>> Start Source material
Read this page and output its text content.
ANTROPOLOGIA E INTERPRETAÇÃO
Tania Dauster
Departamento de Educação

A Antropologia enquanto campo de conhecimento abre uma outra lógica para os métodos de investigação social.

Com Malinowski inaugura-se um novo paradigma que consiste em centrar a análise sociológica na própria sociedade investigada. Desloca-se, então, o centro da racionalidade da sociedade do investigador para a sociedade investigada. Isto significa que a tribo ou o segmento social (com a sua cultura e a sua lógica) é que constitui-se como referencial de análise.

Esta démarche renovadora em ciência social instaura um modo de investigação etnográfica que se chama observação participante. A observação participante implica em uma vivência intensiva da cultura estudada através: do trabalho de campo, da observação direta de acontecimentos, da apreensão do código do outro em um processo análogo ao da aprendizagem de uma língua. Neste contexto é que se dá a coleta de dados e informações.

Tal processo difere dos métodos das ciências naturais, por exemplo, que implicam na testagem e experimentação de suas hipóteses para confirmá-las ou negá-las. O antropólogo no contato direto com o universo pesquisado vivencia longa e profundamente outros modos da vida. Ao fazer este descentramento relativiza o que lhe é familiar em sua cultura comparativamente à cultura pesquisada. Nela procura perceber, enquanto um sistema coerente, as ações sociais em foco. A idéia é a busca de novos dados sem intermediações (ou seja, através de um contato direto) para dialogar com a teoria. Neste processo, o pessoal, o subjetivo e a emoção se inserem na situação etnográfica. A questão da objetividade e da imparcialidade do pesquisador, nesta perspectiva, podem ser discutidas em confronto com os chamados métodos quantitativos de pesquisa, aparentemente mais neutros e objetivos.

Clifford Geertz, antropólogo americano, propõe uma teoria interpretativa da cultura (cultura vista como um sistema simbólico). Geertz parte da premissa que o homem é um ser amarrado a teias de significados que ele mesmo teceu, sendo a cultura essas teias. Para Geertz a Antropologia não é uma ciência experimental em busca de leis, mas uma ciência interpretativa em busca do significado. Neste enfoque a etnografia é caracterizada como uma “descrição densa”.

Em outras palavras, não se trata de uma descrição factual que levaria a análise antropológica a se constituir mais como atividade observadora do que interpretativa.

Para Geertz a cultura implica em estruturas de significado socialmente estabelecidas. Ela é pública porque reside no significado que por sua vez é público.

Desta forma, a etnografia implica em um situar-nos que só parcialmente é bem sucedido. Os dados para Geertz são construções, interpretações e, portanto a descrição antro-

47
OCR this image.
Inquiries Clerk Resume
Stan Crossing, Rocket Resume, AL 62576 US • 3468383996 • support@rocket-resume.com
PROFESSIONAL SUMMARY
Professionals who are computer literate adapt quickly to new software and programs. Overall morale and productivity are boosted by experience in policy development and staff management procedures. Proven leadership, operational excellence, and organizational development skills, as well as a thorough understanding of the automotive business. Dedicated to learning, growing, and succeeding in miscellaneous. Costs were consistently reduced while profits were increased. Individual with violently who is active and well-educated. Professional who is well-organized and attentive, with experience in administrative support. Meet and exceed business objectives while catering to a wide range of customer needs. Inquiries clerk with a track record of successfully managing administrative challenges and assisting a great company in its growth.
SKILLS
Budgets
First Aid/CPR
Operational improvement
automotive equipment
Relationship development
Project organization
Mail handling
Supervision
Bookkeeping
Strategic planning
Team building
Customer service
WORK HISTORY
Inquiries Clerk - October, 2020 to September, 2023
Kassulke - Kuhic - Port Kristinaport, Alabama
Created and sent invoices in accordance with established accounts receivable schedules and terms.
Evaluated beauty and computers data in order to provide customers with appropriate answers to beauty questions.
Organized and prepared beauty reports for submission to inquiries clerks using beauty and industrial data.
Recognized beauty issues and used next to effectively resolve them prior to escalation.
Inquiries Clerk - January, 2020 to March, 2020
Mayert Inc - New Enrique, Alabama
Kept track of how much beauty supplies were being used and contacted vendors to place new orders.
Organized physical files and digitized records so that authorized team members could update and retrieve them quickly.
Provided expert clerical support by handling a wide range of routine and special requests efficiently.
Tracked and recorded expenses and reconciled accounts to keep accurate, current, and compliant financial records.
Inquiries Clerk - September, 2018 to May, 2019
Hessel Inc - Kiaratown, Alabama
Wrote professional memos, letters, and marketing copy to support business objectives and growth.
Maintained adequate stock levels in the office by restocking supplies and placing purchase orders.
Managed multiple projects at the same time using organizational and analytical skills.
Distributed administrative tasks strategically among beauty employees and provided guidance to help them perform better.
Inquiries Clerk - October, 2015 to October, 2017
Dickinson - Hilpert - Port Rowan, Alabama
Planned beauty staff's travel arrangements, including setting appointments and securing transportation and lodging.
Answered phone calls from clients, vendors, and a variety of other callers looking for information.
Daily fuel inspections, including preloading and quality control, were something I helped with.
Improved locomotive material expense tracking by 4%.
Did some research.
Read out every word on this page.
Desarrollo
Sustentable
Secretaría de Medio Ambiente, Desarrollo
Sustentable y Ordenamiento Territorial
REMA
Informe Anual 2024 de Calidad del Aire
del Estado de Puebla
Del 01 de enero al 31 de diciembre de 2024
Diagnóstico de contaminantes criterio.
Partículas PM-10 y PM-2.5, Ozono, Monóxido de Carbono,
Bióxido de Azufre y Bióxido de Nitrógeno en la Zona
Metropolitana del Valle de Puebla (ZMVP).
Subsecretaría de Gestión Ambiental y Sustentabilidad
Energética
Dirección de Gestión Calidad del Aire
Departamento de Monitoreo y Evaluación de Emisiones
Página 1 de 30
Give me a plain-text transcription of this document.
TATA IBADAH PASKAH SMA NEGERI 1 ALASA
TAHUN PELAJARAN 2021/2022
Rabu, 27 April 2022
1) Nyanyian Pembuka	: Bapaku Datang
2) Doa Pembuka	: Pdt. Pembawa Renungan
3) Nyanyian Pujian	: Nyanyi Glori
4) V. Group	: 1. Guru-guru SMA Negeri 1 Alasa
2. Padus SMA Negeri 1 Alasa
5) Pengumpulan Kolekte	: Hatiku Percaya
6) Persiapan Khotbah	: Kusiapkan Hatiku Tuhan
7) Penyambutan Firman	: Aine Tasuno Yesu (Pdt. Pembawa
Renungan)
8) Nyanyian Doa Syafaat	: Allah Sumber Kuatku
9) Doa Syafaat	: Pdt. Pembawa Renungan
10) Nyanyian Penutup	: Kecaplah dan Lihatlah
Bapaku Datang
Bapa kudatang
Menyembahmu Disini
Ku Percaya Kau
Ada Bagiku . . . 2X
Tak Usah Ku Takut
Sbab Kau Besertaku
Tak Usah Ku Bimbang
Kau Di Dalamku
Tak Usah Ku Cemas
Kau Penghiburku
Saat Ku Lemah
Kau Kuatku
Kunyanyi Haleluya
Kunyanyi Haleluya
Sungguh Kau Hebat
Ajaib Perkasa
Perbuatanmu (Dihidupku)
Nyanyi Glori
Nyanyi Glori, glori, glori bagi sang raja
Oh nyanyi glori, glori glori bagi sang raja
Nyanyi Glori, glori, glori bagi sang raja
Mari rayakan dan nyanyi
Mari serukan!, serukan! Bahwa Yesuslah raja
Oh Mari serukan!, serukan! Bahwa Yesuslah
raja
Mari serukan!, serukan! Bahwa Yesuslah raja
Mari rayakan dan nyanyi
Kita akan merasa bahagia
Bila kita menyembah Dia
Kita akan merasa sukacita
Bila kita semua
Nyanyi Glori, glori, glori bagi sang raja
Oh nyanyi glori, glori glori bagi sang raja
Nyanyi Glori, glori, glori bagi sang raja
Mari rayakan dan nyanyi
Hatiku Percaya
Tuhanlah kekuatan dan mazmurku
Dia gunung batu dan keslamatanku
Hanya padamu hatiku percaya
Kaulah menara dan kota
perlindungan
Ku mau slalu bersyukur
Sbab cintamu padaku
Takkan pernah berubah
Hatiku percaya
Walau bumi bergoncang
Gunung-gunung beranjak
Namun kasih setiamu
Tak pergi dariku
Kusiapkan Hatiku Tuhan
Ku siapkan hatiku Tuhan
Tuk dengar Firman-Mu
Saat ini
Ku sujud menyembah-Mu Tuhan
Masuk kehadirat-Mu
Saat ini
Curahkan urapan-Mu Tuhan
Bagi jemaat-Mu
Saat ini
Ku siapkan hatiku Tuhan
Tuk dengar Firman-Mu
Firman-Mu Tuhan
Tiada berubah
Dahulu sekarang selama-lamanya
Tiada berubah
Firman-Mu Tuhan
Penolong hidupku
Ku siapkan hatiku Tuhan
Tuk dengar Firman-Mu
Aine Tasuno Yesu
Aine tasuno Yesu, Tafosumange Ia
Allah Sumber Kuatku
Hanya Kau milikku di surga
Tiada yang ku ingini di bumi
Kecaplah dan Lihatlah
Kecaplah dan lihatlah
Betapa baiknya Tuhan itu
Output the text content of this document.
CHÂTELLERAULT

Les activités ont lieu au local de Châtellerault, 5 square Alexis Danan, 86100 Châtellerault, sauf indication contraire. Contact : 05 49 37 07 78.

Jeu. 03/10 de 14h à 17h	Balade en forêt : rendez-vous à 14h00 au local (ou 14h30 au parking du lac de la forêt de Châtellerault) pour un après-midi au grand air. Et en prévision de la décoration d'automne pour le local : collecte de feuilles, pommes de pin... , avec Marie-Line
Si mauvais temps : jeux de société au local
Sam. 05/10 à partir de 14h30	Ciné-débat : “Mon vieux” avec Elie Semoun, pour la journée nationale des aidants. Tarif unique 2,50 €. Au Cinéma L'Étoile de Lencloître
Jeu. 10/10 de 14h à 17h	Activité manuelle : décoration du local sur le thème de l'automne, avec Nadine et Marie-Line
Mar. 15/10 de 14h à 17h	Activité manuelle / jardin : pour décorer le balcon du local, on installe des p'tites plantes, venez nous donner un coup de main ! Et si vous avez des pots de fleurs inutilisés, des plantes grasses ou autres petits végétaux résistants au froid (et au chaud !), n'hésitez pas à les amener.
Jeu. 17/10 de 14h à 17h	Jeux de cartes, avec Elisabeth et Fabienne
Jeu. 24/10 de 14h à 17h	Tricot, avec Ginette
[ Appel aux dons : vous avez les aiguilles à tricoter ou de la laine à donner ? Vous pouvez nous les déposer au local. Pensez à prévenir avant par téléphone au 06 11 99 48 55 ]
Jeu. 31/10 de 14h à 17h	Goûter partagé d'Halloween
>> End Source material
▶ What this task involves:
Using the records above, copy each line that contains "October".

▶ Exercise answer:
Inquiries Clerk - October, 2020 to September, 2023
Inquiries Clerk - October, 2015 to October, 2017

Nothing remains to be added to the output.